- [Directions]:
Print the lines of the data below exactly as they are, from the line holding "gridline-70 [116,214,810,216]" through the line holding "gridline-400 [116,121,810,123]", both included.

* begin Record excerpts *

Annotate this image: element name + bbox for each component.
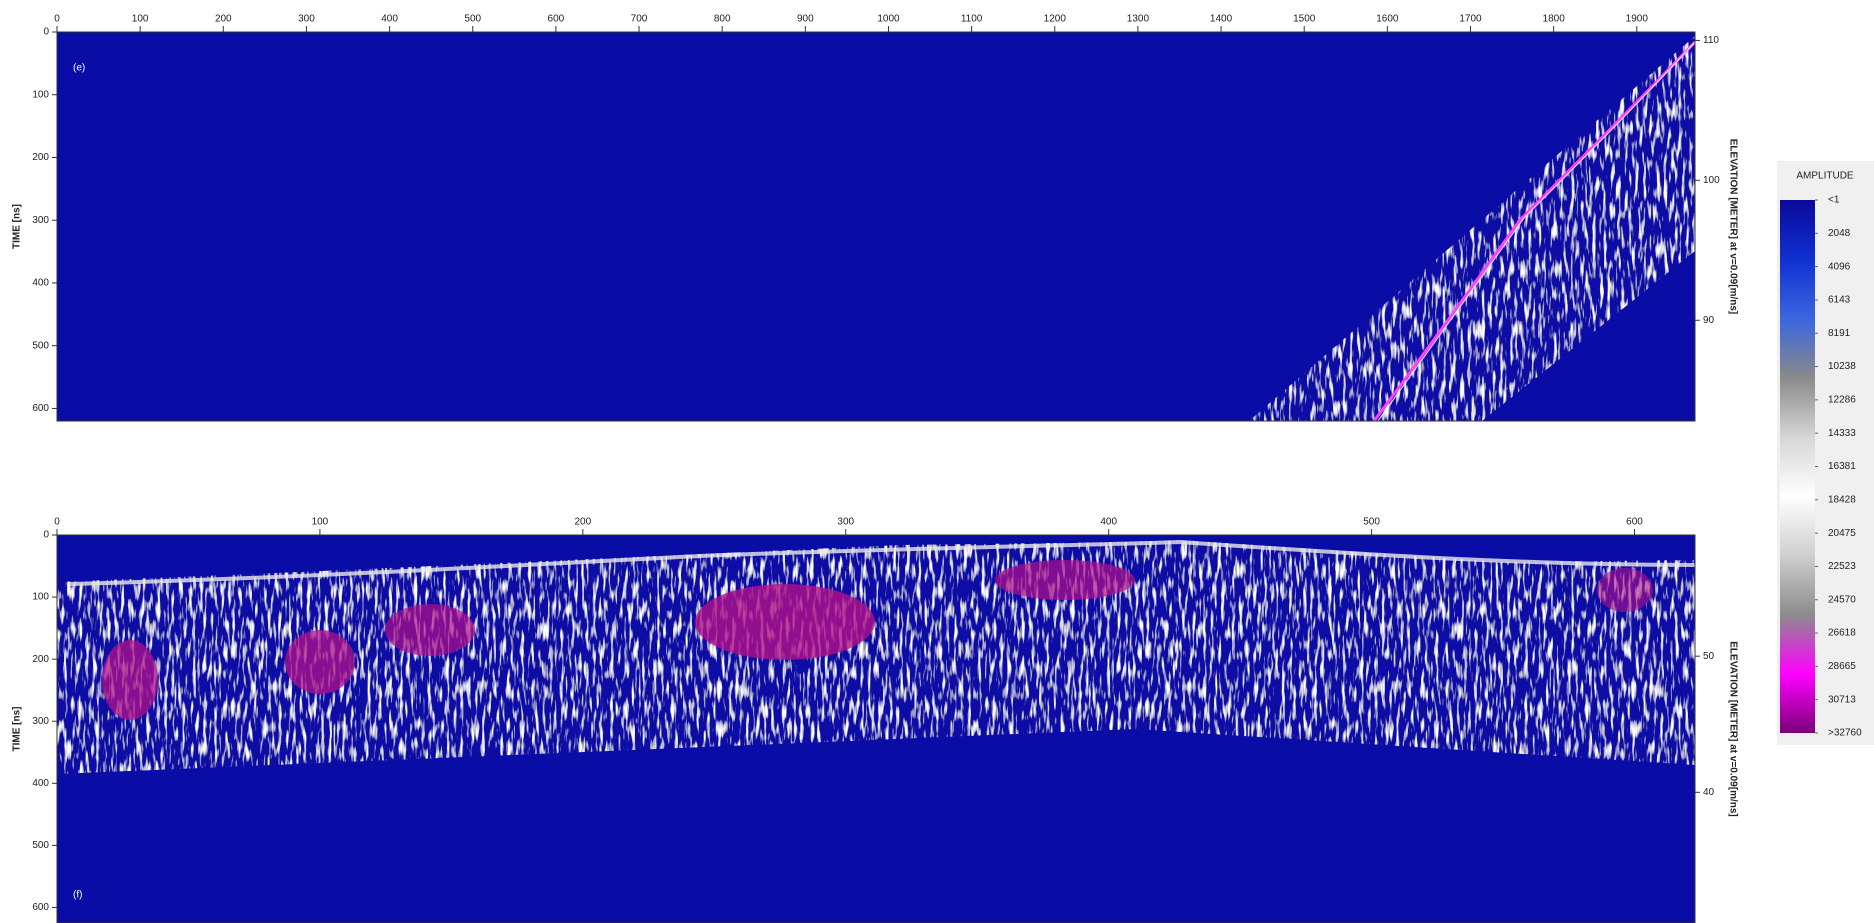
anomaly (285, 630, 355, 694)
y-axis-label: TIME [ns] (12, 204, 23, 249)
colorbar-title: AMPLITUDE (1796, 171, 1854, 182)
colorbar-scale (1780, 200, 1815, 733)
figure: 0100200300400500600700800900100011001200… (0, 0, 1874, 923)
x-tick-label: 1800 (1543, 14, 1566, 25)
y-tick-label: 600 (32, 403, 49, 414)
x-tick-label: 400 (1100, 517, 1117, 528)
x-tick-label: 500 (1363, 517, 1380, 528)
anomaly (102, 640, 158, 720)
colorbar-label: <1 (1828, 195, 1840, 206)
x-tick-label: 600 (1626, 517, 1643, 528)
y-tick-label: 500 (32, 340, 49, 351)
colorbar-label: 8191 (1828, 328, 1851, 339)
x-tick-label: 500 (464, 14, 481, 25)
panel-label: (f) (73, 890, 82, 901)
x-tick-label: 1600 (1376, 14, 1399, 25)
colorbar-label: >32760 (1828, 728, 1862, 739)
x-tick-label: 1000 (877, 14, 900, 25)
colorbar-label: 30713 (1828, 694, 1856, 705)
x-tick-label: 1300 (1127, 14, 1150, 25)
colorbar-label: 26618 (1828, 628, 1856, 639)
y-tick-label: 100 (32, 89, 49, 100)
colorbar-label: 24570 (1828, 594, 1856, 605)
x-tick-label: 800 (714, 14, 731, 25)
colorbar-label: 28665 (1828, 661, 1856, 672)
y-tick-label: 300 (32, 716, 49, 727)
x-tick-label: 700 (631, 14, 648, 25)
y-tick-label: 400 (32, 278, 49, 289)
colorbar-label: 14333 (1828, 428, 1856, 439)
x-tick-label: 0 (54, 517, 60, 528)
colorbar-label: 20475 (1828, 528, 1856, 539)
y-tick-label: 200 (32, 152, 49, 163)
x-tick-label: 300 (837, 517, 854, 528)
y2-tick-label: 100 (1703, 175, 1720, 186)
x-tick-label: 600 (548, 14, 565, 25)
anomaly (1597, 568, 1653, 612)
colorbar-label: 22523 (1828, 561, 1856, 572)
colorbar-label: 6143 (1828, 295, 1851, 306)
y-tick-label: 100 (32, 592, 49, 603)
x-tick-label: 0 (54, 14, 60, 25)
x-tick-label: 1100 (961, 14, 983, 25)
x-tick-label: 100 (132, 14, 149, 25)
y2-tick-label: 50 (1703, 651, 1715, 662)
anomaly (385, 604, 475, 656)
y-tick-label: 0 (43, 530, 49, 541)
y2-axis-label: ELEVATION [METER] at v=0.09[m/ns] (1727, 641, 1738, 817)
y-tick-label: 600 (32, 902, 49, 913)
backgrounds (57, 32, 1695, 923)
x-tick-label: 200 (574, 517, 591, 528)
x-tick-label: 1500 (1293, 14, 1316, 25)
colorbar-label: 16381 (1828, 461, 1856, 472)
x-tick-label: 300 (298, 14, 315, 25)
x-tick-label: 1400 (1210, 14, 1233, 25)
y-tick-label: 300 (32, 215, 49, 226)
x-tick-label: 200 (215, 14, 232, 25)
colorbar-label: 4096 (1828, 261, 1851, 272)
y2-axis-label: ELEVATION [METER] at v=0.09[m/ns] (1727, 139, 1738, 315)
x-tick-label: 1900 (1626, 14, 1649, 25)
anomaly (995, 560, 1135, 600)
y-tick-label: 500 (32, 840, 49, 851)
x-tick-label: 900 (797, 14, 814, 25)
y-tick-label: 200 (32, 654, 49, 665)
colorbar-label: 10238 (1828, 361, 1856, 372)
x-tick-label: 1700 (1459, 14, 1482, 25)
y-axis-label: TIME [ns] (12, 707, 23, 752)
y2-tick-label: 90 (1703, 315, 1715, 326)
colorbar-label: 18428 (1828, 494, 1856, 505)
y-tick-label: 0 (43, 27, 49, 38)
colorbar-label: 2048 (1828, 228, 1851, 239)
panel-label: (e) (73, 63, 85, 74)
colorbar-label: 12286 (1828, 395, 1856, 406)
colorbar: AMPLITUDE <1 2048 4096 6143 8191 10238 12286 143… (1777, 161, 1874, 745)
y2-tick-label: 40 (1703, 787, 1715, 798)
x-tick-label: 400 (381, 14, 398, 25)
x-tick-label: 100 (312, 517, 329, 528)
anomaly (695, 584, 875, 660)
radar-texture-f (57, 540, 1695, 774)
x-tick-label: 1200 (1044, 14, 1067, 25)
y-tick-label: 400 (32, 778, 49, 789)
y2-tick-label: 110 (1703, 35, 1719, 46)
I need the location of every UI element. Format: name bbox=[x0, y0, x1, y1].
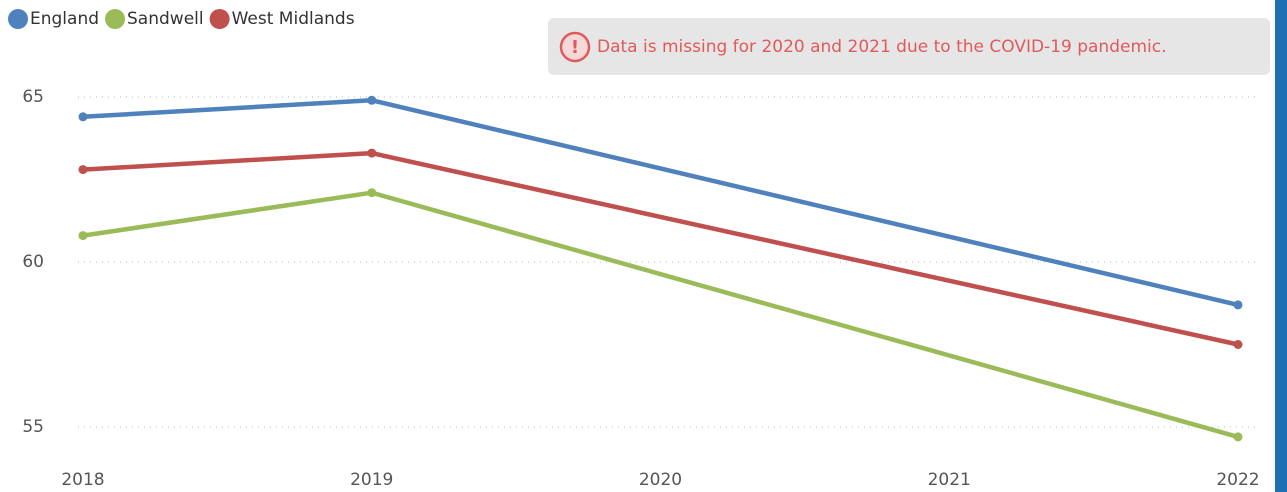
warning-mark: ! bbox=[571, 37, 579, 58]
data-point bbox=[367, 188, 377, 198]
series-line bbox=[82, 190, 1239, 440]
annotation-box bbox=[548, 18, 1270, 75]
data-point bbox=[1233, 300, 1243, 310]
x-tick-label: 2022 bbox=[1216, 470, 1259, 490]
data-point bbox=[78, 231, 88, 241]
warning-icon bbox=[559, 31, 591, 63]
x-tick-label: 2018 bbox=[61, 470, 104, 490]
legend-label: England bbox=[30, 9, 99, 29]
y-tick-label: 55 bbox=[22, 417, 44, 437]
y-tick-label: 65 bbox=[22, 87, 44, 107]
series-line bbox=[82, 150, 1239, 347]
annotation-text: Data is missing for 2020 and 2021 due to… bbox=[597, 37, 1167, 57]
data-point bbox=[367, 95, 377, 105]
side-strip bbox=[1275, 0, 1287, 492]
legend-label: West Midlands bbox=[232, 9, 355, 29]
y-tick-label: 60 bbox=[22, 252, 44, 272]
legend-swatch bbox=[8, 9, 28, 29]
legend-label: Sandwell bbox=[127, 9, 204, 29]
data-point bbox=[1233, 340, 1243, 349]
data-point bbox=[78, 112, 88, 122]
data-point bbox=[1233, 432, 1243, 442]
legend-swatch bbox=[209, 9, 230, 29]
x-tick-label: 2020 bbox=[639, 470, 682, 490]
legend-swatch bbox=[105, 9, 126, 29]
data-point bbox=[78, 165, 88, 175]
x-tick-label: 2019 bbox=[350, 470, 393, 490]
data-point bbox=[367, 148, 377, 158]
x-tick-label: 2021 bbox=[928, 470, 971, 490]
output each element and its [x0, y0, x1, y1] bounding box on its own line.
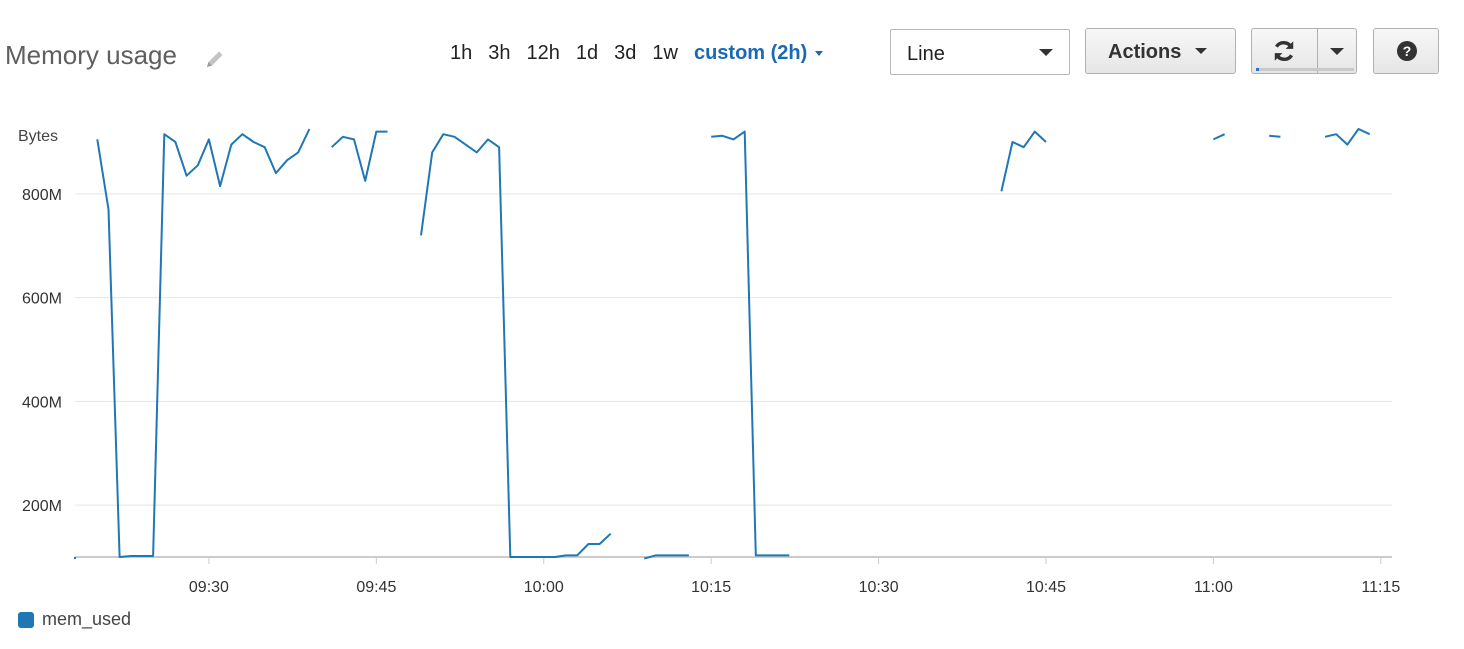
range-12h[interactable]: 12h: [526, 41, 560, 64]
series-line-segment: [643, 554, 689, 560]
time-range-selector: 1h 3h 12h 1d 3d 1w custom (2h): [442, 40, 831, 66]
pencil-icon[interactable]: [204, 48, 226, 70]
series-line-segment: [1000, 130, 1047, 192]
actions-button[interactable]: Actions: [1085, 28, 1236, 74]
refresh-options-button[interactable]: [1318, 29, 1356, 73]
legend: mem_used: [18, 609, 131, 630]
series-line-segment: [1269, 134, 1281, 138]
refresh-divider: [1317, 29, 1318, 73]
x-tick-label: 11:15: [1361, 579, 1400, 596]
view-type-select[interactable]: Line: [890, 29, 1070, 75]
range-custom[interactable]: custom (2h): [686, 42, 831, 65]
y-tick-label: 400M: [22, 394, 62, 411]
y-tick-label: 800M: [22, 187, 62, 204]
series-line-segment: [711, 130, 790, 557]
x-tick-label: 10:15: [691, 579, 731, 596]
x-tick-label: 10:30: [859, 579, 899, 596]
x-axis-ticks: 09:30 09:45 10:00 10:15 10:30 10:45 11:00 11:15: [189, 557, 1400, 596]
y-axis-ticks: 200M 400M 600M 800M: [22, 187, 62, 515]
refresh-button-group: [1251, 28, 1357, 74]
series-line-segment: [331, 130, 388, 182]
series-mem-used: [74, 128, 1371, 560]
y-tick-label: 600M: [22, 291, 62, 308]
x-tick-label: 09:45: [356, 579, 396, 596]
series-line-segment: [96, 128, 311, 558]
range-1w[interactable]: 1w: [652, 41, 678, 64]
refresh-progress: [1256, 68, 1354, 71]
refresh-progress-fill: [1256, 68, 1259, 71]
legend-swatch[interactable]: [18, 611, 34, 628]
x-tick-label: 10:45: [1026, 579, 1066, 596]
y-axis-label: Bytes: [18, 128, 58, 145]
refresh-button[interactable]: [1252, 29, 1317, 73]
chevron-down-icon: [1195, 48, 1207, 54]
range-3d[interactable]: 3d: [614, 41, 637, 64]
series-line-segment: [1212, 133, 1226, 141]
x-tick-label: 09:30: [189, 579, 229, 596]
chevron-down-icon: [815, 50, 824, 56]
legend-label: mem_used: [42, 609, 132, 629]
range-1h[interactable]: 1h: [450, 41, 473, 64]
view-type-value: Line: [907, 43, 945, 65]
page-title: Memory usage: [5, 40, 177, 70]
chevron-down-icon: [1330, 48, 1344, 55]
help-button[interactable]: ?: [1373, 28, 1439, 74]
range-3h[interactable]: 3h: [488, 41, 511, 64]
range-1d[interactable]: 1d: [575, 41, 599, 64]
memory-usage-chart: Bytes 200M 400M 600M 800M 09:30 09:45 10:00 10…: [18, 128, 1400, 596]
x-tick-label: 10:00: [524, 579, 564, 596]
x-tick-label: 11:00: [1194, 579, 1233, 596]
y-tick-label: 200M: [22, 498, 62, 515]
chevron-down-icon: [1039, 49, 1053, 56]
series-line-segment: [1324, 128, 1371, 146]
actions-label: Actions: [1108, 41, 1182, 63]
range-custom-label: custom (2h): [693, 41, 808, 64]
help-icon: ?: [1397, 41, 1417, 61]
grid-lines: [75, 193, 1392, 506]
series-line-segment: [420, 133, 612, 558]
refresh-icon: [1274, 40, 1294, 62]
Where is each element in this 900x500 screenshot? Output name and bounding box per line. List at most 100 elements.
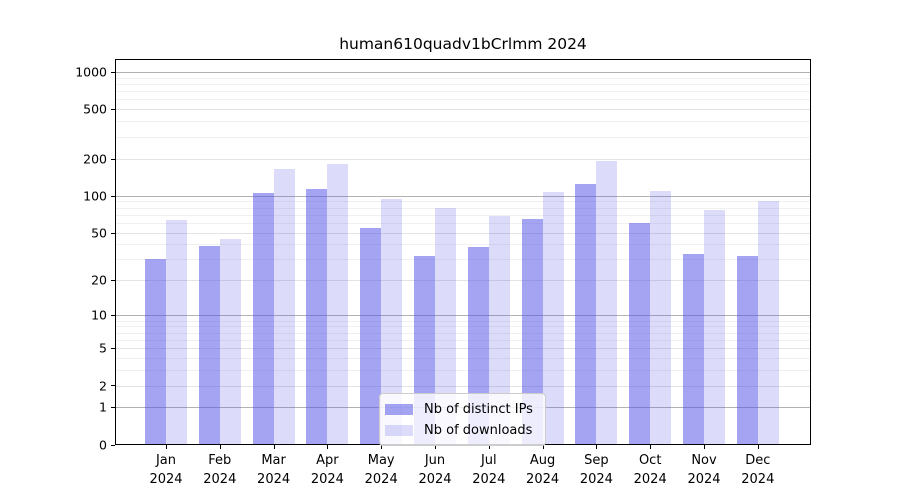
gridline-70 [116,214,810,216]
gridline-200 [116,158,810,160]
gridline-5 [116,348,810,350]
x-tick-label-sep: Sep 2024 [579,453,613,487]
x-tick-nov [704,445,705,449]
gridline-600 [116,99,810,101]
legend-swatch-distinct-ips-icon [385,403,413,415]
gridline-30 [116,259,810,261]
x-tick-label-aug: Aug 2024 [526,453,560,487]
bar-ips-mar [252,192,274,444]
x-tick-label-jun: Jun 2024 [418,453,452,487]
y-tick-label-1000: 1000 [75,64,107,80]
y-tick-2 [111,385,115,386]
bar-ips-aug [521,218,543,444]
x-tick-jan [166,445,167,449]
bar-ips-jan [145,259,166,444]
legend: Nb of distinct IPs Nb of downloads [379,393,546,446]
y-tick-label-10: 10 [91,307,107,323]
x-tick-apr [327,445,328,449]
x-tick-oct [650,445,651,449]
chart-title: human610quadv1bCrlmm 2024 [339,35,587,53]
y-tick-label-100: 100 [83,188,107,204]
bar-downloads-aug [542,192,564,444]
y-tick-1 [111,407,115,408]
x-tick-label-apr: Apr 2024 [310,453,344,487]
bar-ips-may [360,227,382,444]
gridline-300 [116,136,810,138]
y-tick-label-0: 0 [99,437,107,453]
bar-ips-dec [736,256,758,444]
y-tick-10 [111,315,115,316]
x-tick-label-oct: Oct 2024 [633,453,667,487]
y-tick-label-2: 2 [99,378,107,393]
legend-label-downloads: Nb of downloads [424,422,533,438]
legend-item-distinct-ips: Nb of distinct IPs [385,400,533,418]
x-tick-label-jul: Jul 2024 [472,453,506,487]
gridline-4 [116,357,810,359]
bar-ips-sep [575,184,597,444]
legend-item-downloads: Nb of downloads [385,421,533,439]
gridline-400 [116,121,810,123]
bar-ips-oct [629,222,651,444]
bar-downloads-dec [757,201,779,444]
y-tick-label-20: 20 [91,272,107,288]
legend-label-distinct-ips: Nb of distinct IPs [424,401,533,417]
gridline-90 [116,201,810,203]
y-tick-100 [111,196,115,197]
gridline-2 [116,385,810,387]
gridline-40 [116,244,810,246]
gridline-7 [116,332,810,334]
gridline-100 [116,195,810,197]
x-tick-mar [274,445,275,449]
plot-area [115,59,811,445]
gridline-8 [116,326,810,328]
gridline-700 [116,91,810,93]
x-tick-aug [543,445,544,449]
bar-downloads-may [381,199,403,444]
bar-ips-nov [683,254,704,444]
x-tick-label-feb: Feb 2024 [203,453,237,487]
bar-downloads-mar [273,169,295,444]
x-tick-jul [489,445,490,449]
bar-downloads-oct [650,191,672,444]
x-tick-label-mar: Mar 2024 [257,453,291,487]
gridline-10 [116,315,810,317]
legend-swatch-downloads-icon [385,424,413,436]
gridline-1000 [116,71,810,73]
y-tick-label-1: 1 [99,399,107,415]
bar-ips-feb [198,245,220,444]
gridline-800 [116,83,810,85]
gridline-900 [116,77,810,79]
x-tick-sep [596,445,597,449]
x-tick-dec [758,445,759,449]
y-tick-50 [111,233,115,234]
gridline-3 [116,370,810,371]
gridline-60 [116,222,810,224]
y-tick-label-50: 50 [91,225,107,240]
bar-downloads-nov [704,209,725,444]
y-tick-1000 [111,72,115,73]
y-tick-200 [111,159,115,160]
y-tick-0 [111,445,115,446]
bar-downloads-jul [488,216,510,444]
x-tick-label-may: May 2024 [364,453,398,487]
x-tick-label-jan: Jan 2024 [149,453,183,487]
y-tick-5 [111,348,115,349]
gridline-50 [116,232,810,234]
bar-ips-apr [306,188,328,444]
y-tick-20 [111,280,115,281]
gridline-500 [116,109,810,111]
gridline-6 [116,339,810,341]
y-tick-label-5: 5 [99,340,107,356]
y-tick-label-200: 200 [83,151,107,166]
bar-downloads-feb [219,239,241,444]
gridline-9 [116,320,810,322]
bar-downloads-jan [166,220,187,444]
bar-downloads-sep [596,161,618,444]
x-tick-feb [220,445,221,449]
y-tick-label-500: 500 [83,101,107,117]
x-tick-may [381,445,382,449]
bar-downloads-apr [327,163,349,444]
y-tick-500 [111,109,115,110]
x-tick-label-nov: Nov 2024 [687,453,721,487]
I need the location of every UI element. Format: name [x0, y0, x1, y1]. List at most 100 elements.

* end Record excerpts *

- [Solved problem]:
gridline-70 [116,214,810,216]
gridline-200 [116,158,810,160]
gridline-5 [116,348,810,350]
x-tick-label-sep: Sep 2024 [579,453,613,487]
x-tick-nov [704,445,705,449]
gridline-600 [116,99,810,101]
legend-swatch-distinct-ips-icon [385,403,413,415]
gridline-30 [116,259,810,261]
x-tick-label-aug: Aug 2024 [526,453,560,487]
bar-ips-mar [252,192,274,444]
x-tick-label-jun: Jun 2024 [418,453,452,487]
y-tick-label-1000: 1000 [75,64,107,80]
y-tick-2 [111,385,115,386]
bar-ips-aug [521,218,543,444]
x-tick-jan [166,445,167,449]
bar-ips-jan [145,259,166,444]
legend: Nb of distinct IPs Nb of downloads [379,393,546,446]
y-tick-label-10: 10 [91,307,107,323]
x-tick-apr [327,445,328,449]
x-tick-oct [650,445,651,449]
chart-title: human610quadv1bCrlmm 2024 [339,35,587,53]
y-tick-label-100: 100 [83,188,107,204]
bar-downloads-aug [542,192,564,444]
y-tick-1 [111,407,115,408]
x-tick-label-apr: Apr 2024 [310,453,344,487]
bar-ips-may [360,227,382,444]
gridline-300 [116,136,810,138]
y-tick-label-0: 0 [99,437,107,453]
bar-ips-dec [736,256,758,444]
y-tick-10 [111,315,115,316]
x-tick-label-oct: Oct 2024 [633,453,667,487]
y-tick-label-2: 2 [99,378,107,393]
legend-label-downloads: Nb of downloads [424,422,533,438]
legend-item-distinct-ips: Nb of distinct IPs [385,400,533,418]
x-tick-label-jul: Jul 2024 [472,453,506,487]
gridline-4 [116,357,810,359]
bar-ips-sep [575,184,597,444]
legend-item-downloads: Nb of downloads [385,421,533,439]
gridline-400 [116,121,810,123]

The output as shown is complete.